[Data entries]

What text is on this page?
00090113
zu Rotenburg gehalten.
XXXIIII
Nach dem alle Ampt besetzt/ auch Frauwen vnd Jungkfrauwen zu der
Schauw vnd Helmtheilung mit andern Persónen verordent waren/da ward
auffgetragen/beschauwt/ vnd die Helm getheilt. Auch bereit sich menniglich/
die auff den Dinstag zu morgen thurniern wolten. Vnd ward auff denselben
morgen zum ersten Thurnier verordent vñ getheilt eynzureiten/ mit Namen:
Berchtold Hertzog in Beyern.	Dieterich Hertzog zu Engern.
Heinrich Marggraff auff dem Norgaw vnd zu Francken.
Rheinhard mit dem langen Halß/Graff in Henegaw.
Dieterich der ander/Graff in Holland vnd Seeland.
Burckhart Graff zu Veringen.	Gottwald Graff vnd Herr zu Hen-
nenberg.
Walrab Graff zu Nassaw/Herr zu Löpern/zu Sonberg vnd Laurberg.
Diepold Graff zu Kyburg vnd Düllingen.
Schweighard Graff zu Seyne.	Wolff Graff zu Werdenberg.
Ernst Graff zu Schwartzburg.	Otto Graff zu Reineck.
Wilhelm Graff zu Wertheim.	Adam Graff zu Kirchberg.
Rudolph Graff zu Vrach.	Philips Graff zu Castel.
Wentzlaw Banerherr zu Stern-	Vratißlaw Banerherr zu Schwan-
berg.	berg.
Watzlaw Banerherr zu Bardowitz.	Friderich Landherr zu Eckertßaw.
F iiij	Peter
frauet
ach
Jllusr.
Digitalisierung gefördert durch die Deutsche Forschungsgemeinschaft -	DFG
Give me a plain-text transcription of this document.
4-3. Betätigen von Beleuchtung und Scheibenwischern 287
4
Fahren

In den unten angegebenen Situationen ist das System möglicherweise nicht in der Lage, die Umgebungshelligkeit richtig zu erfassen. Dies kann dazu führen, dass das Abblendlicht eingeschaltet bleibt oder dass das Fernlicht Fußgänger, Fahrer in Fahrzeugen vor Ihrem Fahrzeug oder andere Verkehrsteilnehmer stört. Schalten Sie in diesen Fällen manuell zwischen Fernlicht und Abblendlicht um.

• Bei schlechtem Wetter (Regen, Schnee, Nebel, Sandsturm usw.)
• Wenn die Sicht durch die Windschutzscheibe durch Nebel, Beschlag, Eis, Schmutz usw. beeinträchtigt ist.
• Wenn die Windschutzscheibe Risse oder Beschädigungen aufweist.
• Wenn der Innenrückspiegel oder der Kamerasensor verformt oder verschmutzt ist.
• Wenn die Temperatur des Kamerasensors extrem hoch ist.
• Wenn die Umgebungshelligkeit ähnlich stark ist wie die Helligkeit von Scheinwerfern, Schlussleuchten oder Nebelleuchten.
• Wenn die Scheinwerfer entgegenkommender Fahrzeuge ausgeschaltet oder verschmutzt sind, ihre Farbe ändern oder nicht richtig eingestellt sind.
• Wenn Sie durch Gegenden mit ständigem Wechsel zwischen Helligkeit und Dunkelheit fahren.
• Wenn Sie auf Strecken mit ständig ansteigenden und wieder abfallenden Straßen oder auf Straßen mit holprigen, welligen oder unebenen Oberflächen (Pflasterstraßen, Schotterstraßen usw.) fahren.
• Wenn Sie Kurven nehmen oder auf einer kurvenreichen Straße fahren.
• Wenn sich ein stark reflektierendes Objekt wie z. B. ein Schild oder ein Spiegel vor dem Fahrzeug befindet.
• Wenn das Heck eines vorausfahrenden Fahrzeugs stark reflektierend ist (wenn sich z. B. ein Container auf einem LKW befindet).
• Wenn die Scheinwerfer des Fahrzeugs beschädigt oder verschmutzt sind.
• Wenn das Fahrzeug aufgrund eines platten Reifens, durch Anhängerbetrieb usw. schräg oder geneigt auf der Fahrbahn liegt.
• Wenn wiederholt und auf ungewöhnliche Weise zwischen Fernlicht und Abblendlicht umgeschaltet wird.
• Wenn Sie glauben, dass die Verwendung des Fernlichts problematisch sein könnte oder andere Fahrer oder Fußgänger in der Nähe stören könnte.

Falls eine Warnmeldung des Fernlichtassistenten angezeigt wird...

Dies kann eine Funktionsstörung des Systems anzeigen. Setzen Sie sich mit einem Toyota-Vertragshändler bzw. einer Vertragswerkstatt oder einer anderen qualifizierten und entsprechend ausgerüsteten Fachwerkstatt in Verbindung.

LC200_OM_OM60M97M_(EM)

**Work to complete**
Reproduce the material verbatim, line by line.

**Exercise answer**
What text is on this page?
00090113
zu Rotenburg gehalten.
XXXIIII
Nach dem alle Ampt besetzt/ auch Frauwen vnd Jungkfrauwen zu der
Schauw vnd Helmtheilung mit andern Persónen verordent waren/da ward
auffgetragen/beschauwt/ vnd die Helm getheilt. Auch bereit sich menniglich/
die auff den Dinstag zu morgen thurniern wolten. Vnd ward auff denselben
morgen zum ersten Thurnier verordent vñ getheilt eynzureiten/ mit Namen:
Berchtold Hertzog in Beyern.	Dieterich Hertzog zu Engern.
Heinrich Marggraff auff dem Norgaw vnd zu Francken.
Rheinhard mit dem langen Halß/Graff in Henegaw.
Dieterich der ander/Graff in Holland vnd Seeland.
Burckhart Graff zu Veringen.	Gottwald Graff vnd Herr zu Hen-
nenberg.
Walrab Graff zu Nassaw/Herr zu Löpern/zu Sonberg vnd Laurberg.
Diepold Graff zu Kyburg vnd Düllingen.
Schweighard Graff zu Seyne.	Wolff Graff zu Werdenberg.
Ernst Graff zu Schwartzburg.	Otto Graff zu Reineck.
Wilhelm Graff zu Wertheim.	Adam Graff zu Kirchberg.
Rudolph Graff zu Vrach.	Philips Graff zu Castel.
Wentzlaw Banerherr zu Stern-	Vratißlaw Banerherr zu Schwan-
berg.	berg.
Watzlaw Banerherr zu Bardowitz.	Friderich Landherr zu Eckertßaw.
F iiij	Peter
frauet
ach
Jllusr.
Digitalisierung gefördert durch die Deutsche Forschungsgemeinschaft -	DFG
Give me a plain-text transcription of this document.
4-3. Betätigen von Beleuchtung und Scheibenwischern 287
4
Fahren

In den unten angegebenen Situationen ist das System möglicherweise nicht in der Lage, die Umgebungshelligkeit richtig zu erfassen. Dies kann dazu führen, dass das Abblendlicht eingeschaltet bleibt oder dass das Fernlicht Fußgänger, Fahrer in Fahrzeugen vor Ihrem Fahrzeug oder andere Verkehrsteilnehmer stört. Schalten Sie in diesen Fällen manuell zwischen Fernlicht und Abblendlicht um.

• Bei schlechtem Wetter (Regen, Schnee, Nebel, Sandsturm usw.)
• Wenn die Sicht durch die Windschutzscheibe durch Nebel, Beschlag, Eis, Schmutz usw. beeinträchtigt ist.
• Wenn die Windschutzscheibe Risse oder Beschädigungen aufweist.
• Wenn der Innenrückspiegel oder der Kamerasensor verformt oder verschmutzt ist.
• Wenn die Temperatur des Kamerasensors extrem hoch ist.
• Wenn die Umgebungshelligkeit ähnlich stark ist wie die Helligkeit von Scheinwerfern, Schlussleuchten oder Nebelleuchten.
• Wenn die Scheinwerfer entgegenkommender Fahrzeuge ausgeschaltet oder verschmutzt sind, ihre Farbe ändern oder nicht richtig eingestellt sind.
• Wenn Sie durch Gegenden mit ständigem Wechsel zwischen Helligkeit und Dunkelheit fahren.
• Wenn Sie auf Strecken mit ständig ansteigenden und wieder abfallenden Straßen oder auf Straßen mit holprigen, welligen oder unebenen Oberflächen (Pflasterstraßen, Schotterstraßen usw.) fahren.
• Wenn Sie Kurven nehmen oder auf einer kurvenreichen Straße fahren.
• Wenn sich ein stark reflektierendes Objekt wie z. B. ein Schild oder ein Spiegel vor dem Fahrzeug befindet.
• Wenn das Heck eines vorausfahrenden Fahrzeugs stark reflektierend ist (wenn sich z. B. ein Container auf einem LKW befindet).
• Wenn die Scheinwerfer des Fahrzeugs beschädigt oder verschmutzt sind.
• Wenn das Fahrzeug aufgrund eines platten Reifens, durch Anhängerbetrieb usw. schräg oder geneigt auf der Fahrbahn liegt.
• Wenn wiederholt und auf ungewöhnliche Weise zwischen Fernlicht und Abblendlicht umgeschaltet wird.
• Wenn Sie glauben, dass die Verwendung des Fernlichts problematisch sein könnte oder andere Fahrer oder Fußgänger in der Nähe stören könnte.

Falls eine Warnmeldung des Fernlichtassistenten angezeigt wird...

Dies kann eine Funktionsstörung des Systems anzeigen. Setzen Sie sich mit einem Toyota-Vertragshändler bzw. einer Vertragswerkstatt oder einer anderen qualifizierten und entsprechend ausgerüsteten Fachwerkstatt in Verbindung.

LC200_OM_OM60M97M_(EM)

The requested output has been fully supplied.